_Supplied entries_.
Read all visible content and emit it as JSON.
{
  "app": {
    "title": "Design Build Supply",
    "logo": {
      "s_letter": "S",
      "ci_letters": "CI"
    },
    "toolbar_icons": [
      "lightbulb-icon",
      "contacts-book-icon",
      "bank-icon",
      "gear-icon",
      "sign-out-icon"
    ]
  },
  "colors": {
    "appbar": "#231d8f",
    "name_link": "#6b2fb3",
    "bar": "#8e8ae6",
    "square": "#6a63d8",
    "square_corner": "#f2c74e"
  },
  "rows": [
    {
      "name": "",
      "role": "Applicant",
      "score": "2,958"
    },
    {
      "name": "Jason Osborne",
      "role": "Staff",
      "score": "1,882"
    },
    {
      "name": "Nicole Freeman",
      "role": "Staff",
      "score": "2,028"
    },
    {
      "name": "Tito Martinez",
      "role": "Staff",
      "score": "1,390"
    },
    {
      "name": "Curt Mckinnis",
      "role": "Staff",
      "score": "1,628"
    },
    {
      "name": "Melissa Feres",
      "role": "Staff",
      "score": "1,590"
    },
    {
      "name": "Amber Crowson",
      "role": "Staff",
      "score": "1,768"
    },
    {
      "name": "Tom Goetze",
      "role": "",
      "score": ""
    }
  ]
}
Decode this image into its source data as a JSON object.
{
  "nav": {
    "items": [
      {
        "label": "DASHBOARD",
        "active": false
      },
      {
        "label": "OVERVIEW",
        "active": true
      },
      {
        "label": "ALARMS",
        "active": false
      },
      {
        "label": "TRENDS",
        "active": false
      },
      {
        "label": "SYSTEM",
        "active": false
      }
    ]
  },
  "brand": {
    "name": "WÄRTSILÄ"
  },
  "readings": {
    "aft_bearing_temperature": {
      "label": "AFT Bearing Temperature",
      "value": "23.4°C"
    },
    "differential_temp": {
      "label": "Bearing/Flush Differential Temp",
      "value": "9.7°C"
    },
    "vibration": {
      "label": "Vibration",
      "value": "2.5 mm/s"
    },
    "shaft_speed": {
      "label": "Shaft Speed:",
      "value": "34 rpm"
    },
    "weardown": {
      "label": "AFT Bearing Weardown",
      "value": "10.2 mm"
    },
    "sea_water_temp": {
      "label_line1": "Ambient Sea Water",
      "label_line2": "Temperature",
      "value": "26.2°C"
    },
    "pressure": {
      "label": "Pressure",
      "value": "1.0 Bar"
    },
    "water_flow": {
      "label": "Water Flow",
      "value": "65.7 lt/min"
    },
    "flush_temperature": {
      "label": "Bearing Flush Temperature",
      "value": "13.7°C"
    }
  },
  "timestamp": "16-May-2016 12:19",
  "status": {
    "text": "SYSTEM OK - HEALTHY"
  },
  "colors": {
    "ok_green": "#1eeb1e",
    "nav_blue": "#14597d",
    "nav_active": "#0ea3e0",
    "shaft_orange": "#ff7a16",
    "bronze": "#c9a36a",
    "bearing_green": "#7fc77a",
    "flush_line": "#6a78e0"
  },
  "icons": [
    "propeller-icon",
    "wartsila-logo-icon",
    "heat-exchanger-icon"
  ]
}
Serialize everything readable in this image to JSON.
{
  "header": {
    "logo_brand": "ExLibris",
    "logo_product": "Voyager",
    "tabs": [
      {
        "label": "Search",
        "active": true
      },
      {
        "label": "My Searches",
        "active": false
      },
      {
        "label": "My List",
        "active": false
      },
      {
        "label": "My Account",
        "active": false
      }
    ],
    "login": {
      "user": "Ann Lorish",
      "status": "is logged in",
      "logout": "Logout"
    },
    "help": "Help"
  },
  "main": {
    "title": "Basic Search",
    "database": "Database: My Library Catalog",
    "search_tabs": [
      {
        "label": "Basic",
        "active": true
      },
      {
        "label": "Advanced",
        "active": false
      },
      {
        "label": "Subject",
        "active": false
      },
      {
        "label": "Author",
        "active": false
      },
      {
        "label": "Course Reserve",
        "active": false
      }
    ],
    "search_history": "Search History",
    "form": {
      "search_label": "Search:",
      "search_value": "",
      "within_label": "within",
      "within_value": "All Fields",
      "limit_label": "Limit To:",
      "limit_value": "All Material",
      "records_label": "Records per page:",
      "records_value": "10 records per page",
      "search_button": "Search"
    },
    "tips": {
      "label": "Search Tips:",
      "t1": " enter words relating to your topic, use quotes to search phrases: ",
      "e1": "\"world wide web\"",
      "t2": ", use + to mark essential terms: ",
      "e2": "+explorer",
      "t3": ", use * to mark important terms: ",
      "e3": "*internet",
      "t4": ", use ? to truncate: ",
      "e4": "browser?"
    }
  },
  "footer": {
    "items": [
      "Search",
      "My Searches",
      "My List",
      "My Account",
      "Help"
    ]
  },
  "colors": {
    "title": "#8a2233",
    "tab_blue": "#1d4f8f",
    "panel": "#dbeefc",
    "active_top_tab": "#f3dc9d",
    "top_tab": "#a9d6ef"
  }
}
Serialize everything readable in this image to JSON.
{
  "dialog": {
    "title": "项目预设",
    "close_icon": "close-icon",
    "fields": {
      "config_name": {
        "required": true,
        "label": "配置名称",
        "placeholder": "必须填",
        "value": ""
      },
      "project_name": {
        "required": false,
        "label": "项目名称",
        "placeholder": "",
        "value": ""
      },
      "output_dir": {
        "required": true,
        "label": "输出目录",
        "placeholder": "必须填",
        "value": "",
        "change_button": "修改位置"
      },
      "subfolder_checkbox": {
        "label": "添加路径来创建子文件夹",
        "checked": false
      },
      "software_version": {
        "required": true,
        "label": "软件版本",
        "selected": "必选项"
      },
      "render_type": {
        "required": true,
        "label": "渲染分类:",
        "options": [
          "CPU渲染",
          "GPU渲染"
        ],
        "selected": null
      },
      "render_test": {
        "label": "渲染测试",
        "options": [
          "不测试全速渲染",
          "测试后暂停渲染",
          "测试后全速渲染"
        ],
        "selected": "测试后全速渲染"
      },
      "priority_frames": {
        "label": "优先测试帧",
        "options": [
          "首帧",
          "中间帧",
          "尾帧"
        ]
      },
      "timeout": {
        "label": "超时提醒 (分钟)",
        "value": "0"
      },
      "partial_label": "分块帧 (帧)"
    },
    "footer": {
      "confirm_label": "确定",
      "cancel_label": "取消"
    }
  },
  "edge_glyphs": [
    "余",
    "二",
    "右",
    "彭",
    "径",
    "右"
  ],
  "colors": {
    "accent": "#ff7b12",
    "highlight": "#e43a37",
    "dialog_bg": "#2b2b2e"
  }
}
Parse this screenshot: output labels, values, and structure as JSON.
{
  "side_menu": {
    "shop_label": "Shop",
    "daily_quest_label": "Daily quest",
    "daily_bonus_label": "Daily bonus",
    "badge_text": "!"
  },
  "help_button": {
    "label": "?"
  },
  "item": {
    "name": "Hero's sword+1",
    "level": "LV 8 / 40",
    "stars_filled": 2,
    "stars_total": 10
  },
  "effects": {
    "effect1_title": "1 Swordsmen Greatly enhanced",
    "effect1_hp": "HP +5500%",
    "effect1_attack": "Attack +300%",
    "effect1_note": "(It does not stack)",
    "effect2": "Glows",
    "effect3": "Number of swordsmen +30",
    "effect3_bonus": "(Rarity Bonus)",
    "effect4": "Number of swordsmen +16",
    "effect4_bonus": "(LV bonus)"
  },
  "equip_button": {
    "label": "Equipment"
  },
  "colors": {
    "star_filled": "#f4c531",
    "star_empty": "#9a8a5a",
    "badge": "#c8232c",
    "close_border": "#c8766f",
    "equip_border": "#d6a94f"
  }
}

_Task_.
Output all records verbatim.

_Response to the exercise_.
Read all visible content and emit it as JSON.
{
  "app": {
    "title": "Design Build Supply",
    "logo": {
      "s_letter": "S",
      "ci_letters": "CI"
    },
    "toolbar_icons": [
      "lightbulb-icon",
      "contacts-book-icon",
      "bank-icon",
      "gear-icon",
      "sign-out-icon"
    ]
  },
  "colors": {
    "appbar": "#231d8f",
    "name_link": "#6b2fb3",
    "bar": "#8e8ae6",
    "square": "#6a63d8",
    "square_corner": "#f2c74e"
  },
  "rows": [
    {
      "name": "",
      "role": "Applicant",
      "score": "2,958"
    },
    {
      "name": "Jason Osborne",
      "role": "Staff",
      "score": "1,882"
    },
    {
      "name": "Nicole Freeman",
      "role": "Staff",
      "score": "2,028"
    },
    {
      "name": "Tito Martinez",
      "role": "Staff",
      "score": "1,390"
    },
    {
      "name": "Curt Mckinnis",
      "role": "Staff",
      "score": "1,628"
    },
    {
      "name": "Melissa Feres",
      "role": "Staff",
      "score": "1,590"
    },
    {
      "name": "Amber Crowson",
      "role": "Staff",
      "score": "1,768"
    },
    {
      "name": "Tom Goetze",
      "role": "",
      "score": ""
    }
  ]
}
Decode this image into its source data as a JSON object.
{
  "nav": {
    "items": [
      {
        "label": "DASHBOARD",
        "active": false
      },
      {
        "label": "OVERVIEW",
        "active": true
      },
      {
        "label": "ALARMS",
        "active": false
      },
      {
        "label": "TRENDS",
        "active": false
      },
      {
        "label": "SYSTEM",
        "active": false
      }
    ]
  },
  "brand": {
    "name": "WÄRTSILÄ"
  },
  "readings": {
    "aft_bearing_temperature": {
      "label": "AFT Bearing Temperature",
      "value": "23.4°C"
    },
    "differential_temp": {
      "label": "Bearing/Flush Differential Temp",
      "value": "9.7°C"
    },
    "vibration": {
      "label": "Vibration",
      "value": "2.5 mm/s"
    },
    "shaft_speed": {
      "label": "Shaft Speed:",
      "value": "34 rpm"
    },
    "weardown": {
      "label": "AFT Bearing Weardown",
      "value": "10.2 mm"
    },
    "sea_water_temp": {
      "label_line1": "Ambient Sea Water",
      "label_line2": "Temperature",
      "value": "26.2°C"
    },
    "pressure": {
      "label": "Pressure",
      "value": "1.0 Bar"
    },
    "water_flow": {
      "label": "Water Flow",
      "value": "65.7 lt/min"
    },
    "flush_temperature": {
      "label": "Bearing Flush Temperature",
      "value": "13.7°C"
    }
  },
  "timestamp": "16-May-2016 12:19",
  "status": {
    "text": "SYSTEM OK - HEALTHY"
  },
  "colors": {
    "ok_green": "#1eeb1e",
    "nav_blue": "#14597d",
    "nav_active": "#0ea3e0",
    "shaft_orange": "#ff7a16",
    "bronze": "#c9a36a",
    "bearing_green": "#7fc77a",
    "flush_line": "#6a78e0"
  },
  "icons": [
    "propeller-icon",
    "wartsila-logo-icon",
    "heat-exchanger-icon"
  ]
}
Serialize everything readable in this image to JSON.
{
  "header": {
    "logo_brand": "ExLibris",
    "logo_product": "Voyager",
    "tabs": [
      {
        "label": "Search",
        "active": true
      },
      {
        "label": "My Searches",
        "active": false
      },
      {
        "label": "My List",
        "active": false
      },
      {
        "label": "My Account",
        "active": false
      }
    ],
    "login": {
      "user": "Ann Lorish",
      "status": "is logged in",
      "logout": "Logout"
    },
    "help": "Help"
  },
  "main": {
    "title": "Basic Search",
    "database": "Database: My Library Catalog",
    "search_tabs": [
      {
        "label": "Basic",
        "active": true
      },
      {
        "label": "Advanced",
        "active": false
      },
      {
        "label": "Subject",
        "active": false
      },
      {
        "label": "Author",
        "active": false
      },
      {
        "label": "Course Reserve",
        "active": false
      }
    ],
    "search_history": "Search History",
    "form": {
      "search_label": "Search:",
      "search_value": "",
      "within_label": "within",
      "within_value": "All Fields",
      "limit_label": "Limit To:",
      "limit_value": "All Material",
      "records_label": "Records per page:",
      "records_value": "10 records per page",
      "search_button": "Search"
    },
    "tips": {
      "label": "Search Tips:",
      "t1": " enter words relating to your topic, use quotes to search phrases: ",
      "e1": "\"world wide web\"",
      "t2": ", use + to mark essential terms: ",
      "e2": "+explorer",
      "t3": ", use * to mark important terms: ",
      "e3": "*internet",
      "t4": ", use ? to truncate: ",
      "e4": "browser?"
    }
  },
  "footer": {
    "items": [
      "Search",
      "My Searches",
      "My List",
      "My Account",
      "Help"
    ]
  },
  "colors": {
    "title": "#8a2233",
    "tab_blue": "#1d4f8f",
    "panel": "#dbeefc",
    "active_top_tab": "#f3dc9d",
    "top_tab": "#a9d6ef"
  }
}
Serialize everything readable in this image to JSON.
{
  "dialog": {
    "title": "项目预设",
    "close_icon": "close-icon",
    "fields": {
      "config_name": {
        "required": true,
        "label": "配置名称",
        "placeholder": "必须填",
        "value": ""
      },
      "project_name": {
        "required": false,
        "label": "项目名称",
        "placeholder": "",
        "value": ""
      },
      "output_dir": {
        "required": true,
        "label": "输出目录",
        "placeholder": "必须填",
        "value": "",
        "change_button": "修改位置"
      },
      "subfolder_checkbox": {
        "label": "添加路径来创建子文件夹",
        "checked": false
      },
      "software_version": {
        "required": true,
        "label": "软件版本",
        "selected": "必选项"
      },
      "render_type": {
        "required": true,
        "label": "渲染分类:",
        "options": [
          "CPU渲染",
          "GPU渲染"
        ],
        "selected": null
      },
      "render_test": {
        "label": "渲染测试",
        "options": [
          "不测试全速渲染",
          "测试后暂停渲染",
          "测试后全速渲染"
        ],
        "selected": "测试后全速渲染"
      },
      "priority_frames": {
        "label": "优先测试帧",
        "options": [
          "首帧",
          "中间帧",
          "尾帧"
        ]
      },
      "timeout": {
        "label": "超时提醒 (分钟)",
        "value": "0"
      },
      "partial_label": "分块帧 (帧)"
    },
    "footer": {
      "confirm_label": "确定",
      "cancel_label": "取消"
    }
  },
  "edge_glyphs": [
    "余",
    "二",
    "右",
    "彭",
    "径",
    "右"
  ],
  "colors": {
    "accent": "#ff7b12",
    "highlight": "#e43a37",
    "dialog_bg": "#2b2b2e"
  }
}
Parse this screenshot: output labels, values, and structure as JSON.
{
  "side_menu": {
    "shop_label": "Shop",
    "daily_quest_label": "Daily quest",
    "daily_bonus_label": "Daily bonus",
    "badge_text": "!"
  },
  "help_button": {
    "label": "?"
  },
  "item": {
    "name": "Hero's sword+1",
    "level": "LV 8 / 40",
    "stars_filled": 2,
    "stars_total": 10
  },
  "effects": {
    "effect1_title": "1 Swordsmen Greatly enhanced",
    "effect1_hp": "HP +5500%",
    "effect1_attack": "Attack +300%",
    "effect1_note": "(It does not stack)",
    "effect2": "Glows",
    "effect3": "Number of swordsmen +30",
    "effect3_bonus": "(Rarity Bonus)",
    "effect4": "Number of swordsmen +16",
    "effect4_bonus": "(LV bonus)"
  },
  "equip_button": {
    "label": "Equipment"
  },
  "colors": {
    "star_filled": "#f4c531",
    "star_empty": "#9a8a5a",
    "badge": "#c8232c",
    "close_border": "#c8766f",
    "equip_border": "#d6a94f"
  }
}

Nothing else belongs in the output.